### Given records ###
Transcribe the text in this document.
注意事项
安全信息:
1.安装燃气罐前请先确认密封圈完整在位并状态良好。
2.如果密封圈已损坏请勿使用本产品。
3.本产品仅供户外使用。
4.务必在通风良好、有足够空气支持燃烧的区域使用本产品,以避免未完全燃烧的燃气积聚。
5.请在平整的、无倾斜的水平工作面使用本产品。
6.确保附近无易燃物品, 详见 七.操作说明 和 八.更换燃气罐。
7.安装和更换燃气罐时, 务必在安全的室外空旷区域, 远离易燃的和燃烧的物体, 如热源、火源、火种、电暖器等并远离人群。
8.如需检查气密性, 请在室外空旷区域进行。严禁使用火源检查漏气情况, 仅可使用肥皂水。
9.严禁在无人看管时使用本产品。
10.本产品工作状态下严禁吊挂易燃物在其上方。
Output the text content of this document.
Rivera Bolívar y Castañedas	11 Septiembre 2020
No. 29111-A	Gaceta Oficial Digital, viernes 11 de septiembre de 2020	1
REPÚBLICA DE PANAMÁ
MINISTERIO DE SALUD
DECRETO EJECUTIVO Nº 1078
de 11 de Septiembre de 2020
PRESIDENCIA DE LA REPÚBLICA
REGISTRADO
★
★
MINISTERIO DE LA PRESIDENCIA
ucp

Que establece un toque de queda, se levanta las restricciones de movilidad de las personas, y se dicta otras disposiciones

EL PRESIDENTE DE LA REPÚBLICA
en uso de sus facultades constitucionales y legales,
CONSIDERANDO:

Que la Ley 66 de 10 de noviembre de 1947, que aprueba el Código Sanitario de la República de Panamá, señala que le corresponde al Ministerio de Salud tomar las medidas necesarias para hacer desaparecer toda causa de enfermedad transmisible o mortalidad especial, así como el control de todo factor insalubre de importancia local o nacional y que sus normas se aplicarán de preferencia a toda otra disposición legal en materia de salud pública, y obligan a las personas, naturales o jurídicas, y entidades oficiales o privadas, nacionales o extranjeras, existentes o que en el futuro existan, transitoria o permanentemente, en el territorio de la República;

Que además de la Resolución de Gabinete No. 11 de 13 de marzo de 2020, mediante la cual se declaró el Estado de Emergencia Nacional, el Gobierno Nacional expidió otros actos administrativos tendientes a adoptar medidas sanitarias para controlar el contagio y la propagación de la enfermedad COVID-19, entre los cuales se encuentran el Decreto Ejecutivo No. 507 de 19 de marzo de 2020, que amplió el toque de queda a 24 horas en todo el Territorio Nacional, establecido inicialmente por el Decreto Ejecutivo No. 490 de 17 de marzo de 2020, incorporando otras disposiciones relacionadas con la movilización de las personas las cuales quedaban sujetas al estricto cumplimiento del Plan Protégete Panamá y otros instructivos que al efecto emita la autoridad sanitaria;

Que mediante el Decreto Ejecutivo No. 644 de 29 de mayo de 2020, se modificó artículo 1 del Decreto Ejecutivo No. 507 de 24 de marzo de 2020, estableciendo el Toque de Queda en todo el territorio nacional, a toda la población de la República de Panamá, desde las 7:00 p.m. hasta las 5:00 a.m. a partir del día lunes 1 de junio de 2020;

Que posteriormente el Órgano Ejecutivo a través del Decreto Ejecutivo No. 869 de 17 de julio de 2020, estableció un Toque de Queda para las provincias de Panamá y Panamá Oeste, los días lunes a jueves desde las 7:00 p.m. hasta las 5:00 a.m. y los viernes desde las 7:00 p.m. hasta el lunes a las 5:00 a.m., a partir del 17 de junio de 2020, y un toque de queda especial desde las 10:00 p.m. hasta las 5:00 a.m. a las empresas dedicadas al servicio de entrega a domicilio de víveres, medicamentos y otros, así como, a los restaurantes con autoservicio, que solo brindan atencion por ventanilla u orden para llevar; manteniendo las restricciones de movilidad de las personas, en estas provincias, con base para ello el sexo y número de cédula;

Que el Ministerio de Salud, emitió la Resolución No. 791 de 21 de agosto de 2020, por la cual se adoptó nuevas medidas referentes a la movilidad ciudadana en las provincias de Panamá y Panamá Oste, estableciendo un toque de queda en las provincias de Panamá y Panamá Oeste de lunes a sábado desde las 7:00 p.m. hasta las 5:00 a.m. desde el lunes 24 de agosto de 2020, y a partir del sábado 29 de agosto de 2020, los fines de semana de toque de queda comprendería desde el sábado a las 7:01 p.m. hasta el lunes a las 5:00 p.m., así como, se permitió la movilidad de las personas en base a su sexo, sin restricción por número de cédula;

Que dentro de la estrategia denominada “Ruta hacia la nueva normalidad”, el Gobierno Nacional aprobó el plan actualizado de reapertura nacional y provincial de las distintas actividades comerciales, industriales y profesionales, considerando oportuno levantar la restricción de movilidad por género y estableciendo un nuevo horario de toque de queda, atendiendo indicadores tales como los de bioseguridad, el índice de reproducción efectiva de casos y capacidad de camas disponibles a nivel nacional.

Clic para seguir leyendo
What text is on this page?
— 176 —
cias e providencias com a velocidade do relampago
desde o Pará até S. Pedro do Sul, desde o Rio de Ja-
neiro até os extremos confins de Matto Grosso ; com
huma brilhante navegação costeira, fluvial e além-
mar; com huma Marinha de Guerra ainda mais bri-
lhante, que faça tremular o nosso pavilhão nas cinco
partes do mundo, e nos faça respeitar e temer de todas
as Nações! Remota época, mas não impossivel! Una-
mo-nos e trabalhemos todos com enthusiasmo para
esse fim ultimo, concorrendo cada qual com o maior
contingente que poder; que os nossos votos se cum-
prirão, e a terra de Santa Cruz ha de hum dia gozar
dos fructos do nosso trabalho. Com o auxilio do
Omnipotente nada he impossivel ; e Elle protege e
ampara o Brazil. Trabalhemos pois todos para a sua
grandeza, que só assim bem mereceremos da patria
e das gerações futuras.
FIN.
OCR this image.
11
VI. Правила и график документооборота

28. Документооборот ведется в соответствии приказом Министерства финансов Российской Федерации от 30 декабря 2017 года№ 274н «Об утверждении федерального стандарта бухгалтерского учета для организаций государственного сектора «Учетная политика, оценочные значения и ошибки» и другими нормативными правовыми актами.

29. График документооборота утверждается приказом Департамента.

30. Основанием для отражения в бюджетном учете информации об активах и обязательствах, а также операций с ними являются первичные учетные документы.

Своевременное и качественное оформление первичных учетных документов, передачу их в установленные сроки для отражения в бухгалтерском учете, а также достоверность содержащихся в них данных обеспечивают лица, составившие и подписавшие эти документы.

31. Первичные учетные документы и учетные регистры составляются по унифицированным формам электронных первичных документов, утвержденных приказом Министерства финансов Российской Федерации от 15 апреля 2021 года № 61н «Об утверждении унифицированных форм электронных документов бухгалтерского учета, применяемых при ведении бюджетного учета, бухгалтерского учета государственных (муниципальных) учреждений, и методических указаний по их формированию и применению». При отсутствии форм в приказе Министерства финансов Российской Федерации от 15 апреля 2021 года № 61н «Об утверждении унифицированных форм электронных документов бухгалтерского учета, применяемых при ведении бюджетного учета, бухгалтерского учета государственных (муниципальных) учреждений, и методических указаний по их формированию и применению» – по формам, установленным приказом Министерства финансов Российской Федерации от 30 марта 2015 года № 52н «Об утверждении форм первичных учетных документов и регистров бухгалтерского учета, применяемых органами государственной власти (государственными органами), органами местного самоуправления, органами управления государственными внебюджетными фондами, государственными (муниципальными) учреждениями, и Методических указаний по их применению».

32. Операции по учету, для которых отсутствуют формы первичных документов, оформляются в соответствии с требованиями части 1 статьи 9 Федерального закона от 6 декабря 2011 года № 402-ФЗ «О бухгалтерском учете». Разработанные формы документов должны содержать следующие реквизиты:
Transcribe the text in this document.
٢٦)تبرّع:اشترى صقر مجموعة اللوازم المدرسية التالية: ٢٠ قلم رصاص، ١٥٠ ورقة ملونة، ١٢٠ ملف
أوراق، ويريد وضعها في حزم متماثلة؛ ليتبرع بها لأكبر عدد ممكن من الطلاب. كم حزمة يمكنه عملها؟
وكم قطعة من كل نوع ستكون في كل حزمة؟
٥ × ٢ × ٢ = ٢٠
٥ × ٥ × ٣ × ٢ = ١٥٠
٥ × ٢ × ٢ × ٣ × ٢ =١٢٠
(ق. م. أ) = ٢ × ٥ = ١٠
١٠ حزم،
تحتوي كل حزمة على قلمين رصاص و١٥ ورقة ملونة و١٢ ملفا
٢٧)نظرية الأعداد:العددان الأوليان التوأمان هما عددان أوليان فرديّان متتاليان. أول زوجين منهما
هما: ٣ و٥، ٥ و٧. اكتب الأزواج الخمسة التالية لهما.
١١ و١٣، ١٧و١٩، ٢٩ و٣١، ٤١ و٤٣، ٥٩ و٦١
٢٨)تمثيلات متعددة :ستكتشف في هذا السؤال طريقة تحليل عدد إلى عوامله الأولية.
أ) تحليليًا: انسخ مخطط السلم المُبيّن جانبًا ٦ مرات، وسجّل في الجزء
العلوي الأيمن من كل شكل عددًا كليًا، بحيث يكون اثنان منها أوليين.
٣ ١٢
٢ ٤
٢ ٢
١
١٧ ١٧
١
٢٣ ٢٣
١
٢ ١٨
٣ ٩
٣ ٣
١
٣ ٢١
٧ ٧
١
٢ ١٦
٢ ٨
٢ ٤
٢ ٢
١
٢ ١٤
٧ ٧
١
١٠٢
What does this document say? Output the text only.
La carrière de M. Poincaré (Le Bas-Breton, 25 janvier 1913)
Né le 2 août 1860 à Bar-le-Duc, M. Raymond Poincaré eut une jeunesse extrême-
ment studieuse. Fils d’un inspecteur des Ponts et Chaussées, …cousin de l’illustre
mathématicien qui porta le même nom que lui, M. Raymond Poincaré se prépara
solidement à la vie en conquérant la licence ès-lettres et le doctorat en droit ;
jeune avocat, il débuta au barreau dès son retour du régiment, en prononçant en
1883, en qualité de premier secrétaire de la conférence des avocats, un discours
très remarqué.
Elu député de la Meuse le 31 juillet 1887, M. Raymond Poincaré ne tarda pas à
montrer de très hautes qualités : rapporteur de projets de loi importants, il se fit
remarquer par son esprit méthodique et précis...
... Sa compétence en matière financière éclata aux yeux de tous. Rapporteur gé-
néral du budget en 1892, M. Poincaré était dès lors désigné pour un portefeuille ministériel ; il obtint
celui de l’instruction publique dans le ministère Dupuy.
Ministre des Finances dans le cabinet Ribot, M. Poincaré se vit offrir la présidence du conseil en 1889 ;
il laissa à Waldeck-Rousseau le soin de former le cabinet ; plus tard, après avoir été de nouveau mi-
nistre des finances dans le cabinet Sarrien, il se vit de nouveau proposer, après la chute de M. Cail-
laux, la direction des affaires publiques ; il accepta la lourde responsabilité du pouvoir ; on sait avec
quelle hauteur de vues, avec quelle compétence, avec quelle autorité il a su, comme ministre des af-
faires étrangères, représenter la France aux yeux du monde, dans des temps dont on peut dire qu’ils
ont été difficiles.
###
§ Written exercise
Isolate each line of the listing above that includes "text". Copy it.

§ Answer
Transcribe the text in this document.
Output the text content of this document.
What text is on this page?
Transcribe the text in this document.
What does this document say? Output the text only.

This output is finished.